- DATA SHOWN:

┌──

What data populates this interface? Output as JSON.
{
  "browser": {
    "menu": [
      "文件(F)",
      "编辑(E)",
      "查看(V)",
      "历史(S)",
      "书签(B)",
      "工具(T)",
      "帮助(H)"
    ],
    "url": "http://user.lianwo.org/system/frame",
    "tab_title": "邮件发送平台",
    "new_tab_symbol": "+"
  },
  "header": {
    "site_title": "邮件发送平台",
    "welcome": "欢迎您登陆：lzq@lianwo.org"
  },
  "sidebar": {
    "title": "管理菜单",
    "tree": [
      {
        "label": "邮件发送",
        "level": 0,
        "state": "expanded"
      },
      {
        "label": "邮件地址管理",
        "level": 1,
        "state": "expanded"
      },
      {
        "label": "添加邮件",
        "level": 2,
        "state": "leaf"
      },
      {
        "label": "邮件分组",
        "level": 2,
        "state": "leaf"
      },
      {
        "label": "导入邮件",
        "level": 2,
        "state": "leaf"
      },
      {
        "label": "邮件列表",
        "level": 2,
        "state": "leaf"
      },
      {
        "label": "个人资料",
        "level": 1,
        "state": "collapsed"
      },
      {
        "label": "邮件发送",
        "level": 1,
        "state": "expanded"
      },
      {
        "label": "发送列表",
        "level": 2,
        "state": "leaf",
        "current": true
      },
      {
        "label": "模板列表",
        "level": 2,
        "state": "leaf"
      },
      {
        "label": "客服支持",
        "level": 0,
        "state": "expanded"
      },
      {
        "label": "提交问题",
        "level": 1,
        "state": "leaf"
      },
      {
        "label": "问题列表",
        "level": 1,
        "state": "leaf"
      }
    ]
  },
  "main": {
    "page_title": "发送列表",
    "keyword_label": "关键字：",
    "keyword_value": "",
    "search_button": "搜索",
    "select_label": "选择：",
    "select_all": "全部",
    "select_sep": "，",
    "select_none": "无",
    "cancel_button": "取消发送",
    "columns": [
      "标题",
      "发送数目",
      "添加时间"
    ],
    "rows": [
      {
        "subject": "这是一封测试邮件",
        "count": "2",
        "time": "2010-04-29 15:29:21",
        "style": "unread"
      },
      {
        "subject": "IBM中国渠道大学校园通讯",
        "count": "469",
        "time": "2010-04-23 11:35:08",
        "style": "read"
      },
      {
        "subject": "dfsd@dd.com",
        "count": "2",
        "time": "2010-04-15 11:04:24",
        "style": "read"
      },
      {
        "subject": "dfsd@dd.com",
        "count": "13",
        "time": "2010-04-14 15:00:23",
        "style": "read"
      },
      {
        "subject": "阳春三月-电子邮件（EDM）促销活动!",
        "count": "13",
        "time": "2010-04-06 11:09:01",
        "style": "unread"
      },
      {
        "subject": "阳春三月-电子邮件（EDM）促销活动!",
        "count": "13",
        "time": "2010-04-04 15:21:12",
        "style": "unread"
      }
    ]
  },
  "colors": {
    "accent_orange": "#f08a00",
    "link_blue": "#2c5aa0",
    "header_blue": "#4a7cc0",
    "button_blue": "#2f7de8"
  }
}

└──

- WORK TO DO: Print the records once more, exactly as they were given.

- RESPONSE TO THE TASK:
What data populates this interface? Output as JSON.
{
  "browser": {
    "menu": [
      "文件(F)",
      "编辑(E)",
      "查看(V)",
      "历史(S)",
      "书签(B)",
      "工具(T)",
      "帮助(H)"
    ],
    "url": "http://user.lianwo.org/system/frame",
    "tab_title": "邮件发送平台",
    "new_tab_symbol": "+"
  },
  "header": {
    "site_title": "邮件发送平台",
    "welcome": "欢迎您登陆：lzq@lianwo.org"
  },
  "sidebar": {
    "title": "管理菜单",
    "tree": [
      {
        "label": "邮件发送",
        "level": 0,
        "state": "expanded"
      },
      {
        "label": "邮件地址管理",
        "level": 1,
        "state": "expanded"
      },
      {
        "label": "添加邮件",
        "level": 2,
        "state": "leaf"
      },
      {
        "label": "邮件分组",
        "level": 2,
        "state": "leaf"
      },
      {
        "label": "导入邮件",
        "level": 2,
        "state": "leaf"
      },
      {
        "label": "邮件列表",
        "level": 2,
        "state": "leaf"
      },
      {
        "label": "个人资料",
        "level": 1,
        "state": "collapsed"
      },
      {
        "label": "邮件发送",
        "level": 1,
        "state": "expanded"
      },
      {
        "label": "发送列表",
        "level": 2,
        "state": "leaf",
        "current": true
      },
      {
        "label": "模板列表",
        "level": 2,
        "state": "leaf"
      },
      {
        "label": "客服支持",
        "level": 0,
        "state": "expanded"
      },
      {
        "label": "提交问题",
        "level": 1,
        "state": "leaf"
      },
      {
        "label": "问题列表",
        "level": 1,
        "state": "leaf"
      }
    ]
  },
  "main": {
    "page_title": "发送列表",
    "keyword_label": "关键字：",
    "keyword_value": "",
    "search_button": "搜索",
    "select_label": "选择：",
    "select_all": "全部",
    "select_sep": "，",
    "select_none": "无",
    "cancel_button": "取消发送",
    "columns": [
      "标题",
      "发送数目",
      "添加时间"
    ],
    "rows": [
      {
        "subject": "这是一封测试邮件",
        "count": "2",
        "time": "2010-04-29 15:29:21",
        "style": "unread"
      },
      {
        "subject": "IBM中国渠道大学校园通讯",
        "count": "469",
        "time": "2010-04-23 11:35:08",
        "style": "read"
      },
      {
        "subject": "dfsd@dd.com",
        "count": "2",
        "time": "2010-04-15 11:04:24",
        "style": "read"
      },
      {
        "subject": "dfsd@dd.com",
        "count": "13",
        "time": "2010-04-14 15:00:23",
        "style": "read"
      },
      {
        "subject": "阳春三月-电子邮件（EDM）促销活动!",
        "count": "13",
        "time": "2010-04-06 11:09:01",
        "style": "unread"
      },
      {
        "subject": "阳春三月-电子邮件（EDM）促销活动!",
        "count": "13",
        "time": "2010-04-04 15:21:12",
        "style": "unread"
      }
    ]
  },
  "colors": {
    "accent_orange": "#f08a00",
    "link_blue": "#2c5aa0",
    "header_blue": "#4a7cc0",
    "button_blue": "#2f7de8"
  }
}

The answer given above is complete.